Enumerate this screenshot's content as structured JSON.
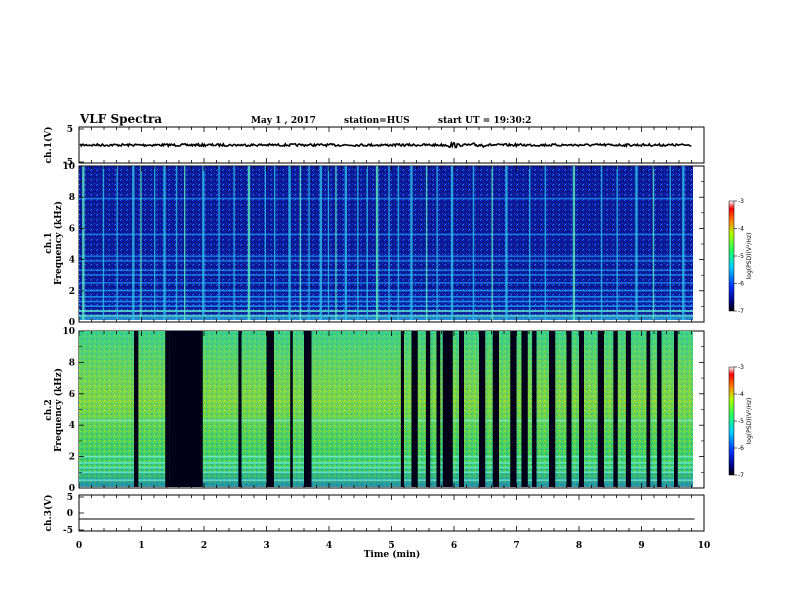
{
  "header": {
    "title": "VLF Spectra",
    "date": "May 1 , 2017",
    "station": "station=HUS",
    "start": "start UT = 19:30:2"
  },
  "chart_data": [
    {
      "type": "line",
      "panel": "ch1-waveform",
      "ylabel": "ch.1(V)",
      "ylim": [
        -5,
        5
      ],
      "yticks": [
        "5",
        "-5"
      ],
      "series": [
        {
          "values": [
            0
          ]
        }
      ]
    },
    {
      "type": "heatmap",
      "panel": "ch1-spectrogram",
      "ylabel": "ch.1 Frequency (kHz)",
      "ylim": [
        0,
        10
      ],
      "yticks": [
        "0",
        "2",
        "4",
        "6",
        "8",
        "10"
      ],
      "xlim": [
        0,
        9.85
      ],
      "colorbar": {
        "label": "log(PSD)(V²/Hz)",
        "ticks": [
          "-3",
          "-4",
          "-5",
          "-6",
          "-7"
        ],
        "range": [
          -7,
          -3
        ]
      },
      "bursts_min": [
        0.05,
        0.38,
        0.6,
        0.85,
        0.98,
        1.2,
        1.35,
        1.55,
        1.68,
        1.97,
        2.23,
        2.47,
        2.7,
        2.97,
        3.12,
        3.35,
        3.53,
        3.67,
        3.85,
        3.98,
        4.1,
        4.25,
        4.45,
        4.6,
        4.75,
        4.95,
        5.1,
        5.3,
        5.55,
        5.72,
        5.95,
        6.3,
        6.6,
        6.82,
        7.2,
        7.45,
        7.9,
        8.35,
        8.6,
        8.9,
        9.18,
        9.45,
        9.65
      ],
      "bands_khz": [
        0.4,
        0.7,
        1.0,
        1.3,
        1.6,
        2.0,
        2.5,
        3.0,
        3.3,
        3.9,
        4.2,
        5.6,
        7.9
      ]
    },
    {
      "type": "heatmap",
      "panel": "ch2-spectrogram",
      "ylabel": "ch.2 Frequency (kHz)",
      "ylim": [
        0,
        10
      ],
      "yticks": [
        "0",
        "2",
        "4",
        "6",
        "8",
        "10"
      ],
      "xlim": [
        0,
        9.85
      ],
      "colorbar": {
        "label": "log(PSD)(V²/Hz)",
        "ticks": [
          "-3",
          "-4",
          "-5",
          "-6",
          "-7"
        ],
        "range": [
          -7,
          -3
        ]
      },
      "quiet_intervals_min": [
        [
          0.88,
          0.95
        ],
        [
          1.38,
          1.45
        ],
        [
          1.45,
          1.98
        ],
        [
          2.55,
          2.6
        ],
        [
          3.0,
          3.12
        ],
        [
          3.38,
          3.42
        ],
        [
          3.6,
          3.72
        ],
        [
          5.15,
          5.2
        ],
        [
          5.32,
          5.42
        ],
        [
          5.55,
          5.62
        ],
        [
          5.72,
          5.78
        ],
        [
          5.82,
          5.98
        ],
        [
          6.08,
          6.16
        ],
        [
          6.4,
          6.5
        ],
        [
          6.62,
          6.72
        ],
        [
          6.9,
          7.0
        ],
        [
          7.08,
          7.18
        ],
        [
          7.25,
          7.32
        ],
        [
          7.52,
          7.62
        ],
        [
          7.8,
          7.88
        ],
        [
          8.0,
          8.08
        ],
        [
          8.3,
          8.4
        ],
        [
          8.55,
          8.62
        ],
        [
          8.75,
          8.83
        ],
        [
          9.08,
          9.14
        ],
        [
          9.25,
          9.32
        ],
        [
          9.52,
          9.58
        ]
      ],
      "bands_khz": [
        0.5,
        1.0,
        1.3,
        1.6,
        2.0,
        4.3
      ]
    },
    {
      "type": "line",
      "panel": "ch3-waveform",
      "ylabel": "ch.3(V)",
      "ylim": [
        -5,
        5
      ],
      "yticks": [
        "5",
        "0",
        "-5"
      ],
      "series": [
        {
          "values": [
            -2
          ]
        }
      ],
      "xlabel": "Time (min)",
      "xticks": [
        "0",
        "1",
        "2",
        "3",
        "4",
        "5",
        "6",
        "7",
        "8",
        "9",
        "10"
      ],
      "xlim": [
        0,
        10
      ]
    }
  ]
}
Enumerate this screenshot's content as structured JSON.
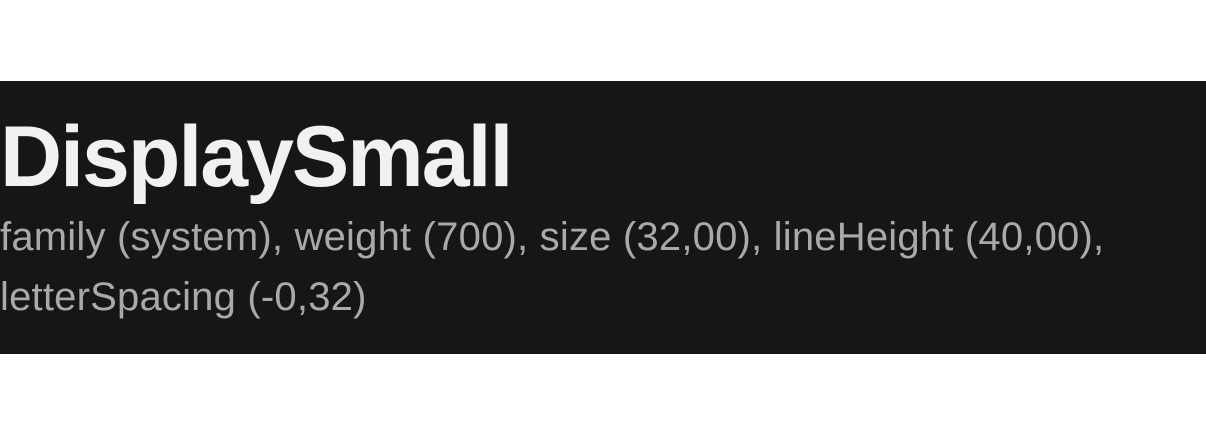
{
  "token": {
    "name": "DisplaySmall",
    "spec": "family (system), weight (700), size (32,00), lineHeight (40,00), letterSpacing (-0,32)"
  },
  "colors": {
    "page_background": "#ffffff",
    "card_background": "#161616",
    "title_text": "#f1f1f1",
    "spec_text": "#a9a9a9"
  }
}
※
= Short problem =
Copy and report every line where the word "spectrogram" is present.

= Exercise response =
      "panel": "ch1-spectrogram",
      "panel": "ch2-spectrogram",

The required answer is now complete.